* [DO THIS] Your task is to reproduce the material exactly.

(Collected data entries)
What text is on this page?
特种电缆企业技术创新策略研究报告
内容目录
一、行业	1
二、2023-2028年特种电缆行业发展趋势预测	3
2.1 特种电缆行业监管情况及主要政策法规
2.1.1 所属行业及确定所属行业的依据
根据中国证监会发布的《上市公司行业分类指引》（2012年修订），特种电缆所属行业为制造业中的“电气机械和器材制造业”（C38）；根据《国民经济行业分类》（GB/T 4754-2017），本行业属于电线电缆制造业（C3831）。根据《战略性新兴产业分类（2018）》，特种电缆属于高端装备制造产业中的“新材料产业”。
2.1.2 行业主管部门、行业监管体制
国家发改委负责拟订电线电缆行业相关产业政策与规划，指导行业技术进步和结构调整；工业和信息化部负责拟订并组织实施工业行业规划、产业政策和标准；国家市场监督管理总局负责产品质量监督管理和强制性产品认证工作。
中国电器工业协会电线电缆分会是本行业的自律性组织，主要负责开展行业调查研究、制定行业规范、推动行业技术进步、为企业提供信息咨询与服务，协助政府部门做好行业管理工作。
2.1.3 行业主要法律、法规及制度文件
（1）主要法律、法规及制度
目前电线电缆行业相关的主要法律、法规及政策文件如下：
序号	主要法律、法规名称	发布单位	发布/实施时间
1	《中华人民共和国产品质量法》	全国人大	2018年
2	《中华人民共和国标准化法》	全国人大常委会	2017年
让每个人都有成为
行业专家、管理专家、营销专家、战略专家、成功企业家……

* [FULL ANSWER]
What text is on this page?
特种电缆企业技术创新策略研究报告
内容目录
一、行业	1
二、2023-2028年特种电缆行业发展趋势预测	3
2.1 特种电缆行业监管情况及主要政策法规
2.1.1 所属行业及确定所属行业的依据
根据中国证监会发布的《上市公司行业分类指引》（2012年修订），特种电缆所属行业为制造业中的“电气机械和器材制造业”（C38）；根据《国民经济行业分类》（GB/T 4754-2017），本行业属于电线电缆制造业（C3831）。根据《战略性新兴产业分类（2018）》，特种电缆属于高端装备制造产业中的“新材料产业”。
2.1.2 行业主管部门、行业监管体制
国家发改委负责拟订电线电缆行业相关产业政策与规划，指导行业技术进步和结构调整；工业和信息化部负责拟订并组织实施工业行业规划、产业政策和标准；国家市场监督管理总局负责产品质量监督管理和强制性产品认证工作。
中国电器工业协会电线电缆分会是本行业的自律性组织，主要负责开展行业调查研究、制定行业规范、推动行业技术进步、为企业提供信息咨询与服务，协助政府部门做好行业管理工作。
2.1.3 行业主要法律、法规及制度文件
（1）主要法律、法规及制度
目前电线电缆行业相关的主要法律、法规及政策文件如下：
序号	主要法律、法规名称	发布单位	发布/实施时间
1	《中华人民共和国产品质量法》	全国人大	2018年
2	《中华人民共和国标准化法》	全国人大常委会	2017年
让每个人都有成为
行业专家、管理专家、营销专家、战略专家、成功企业家……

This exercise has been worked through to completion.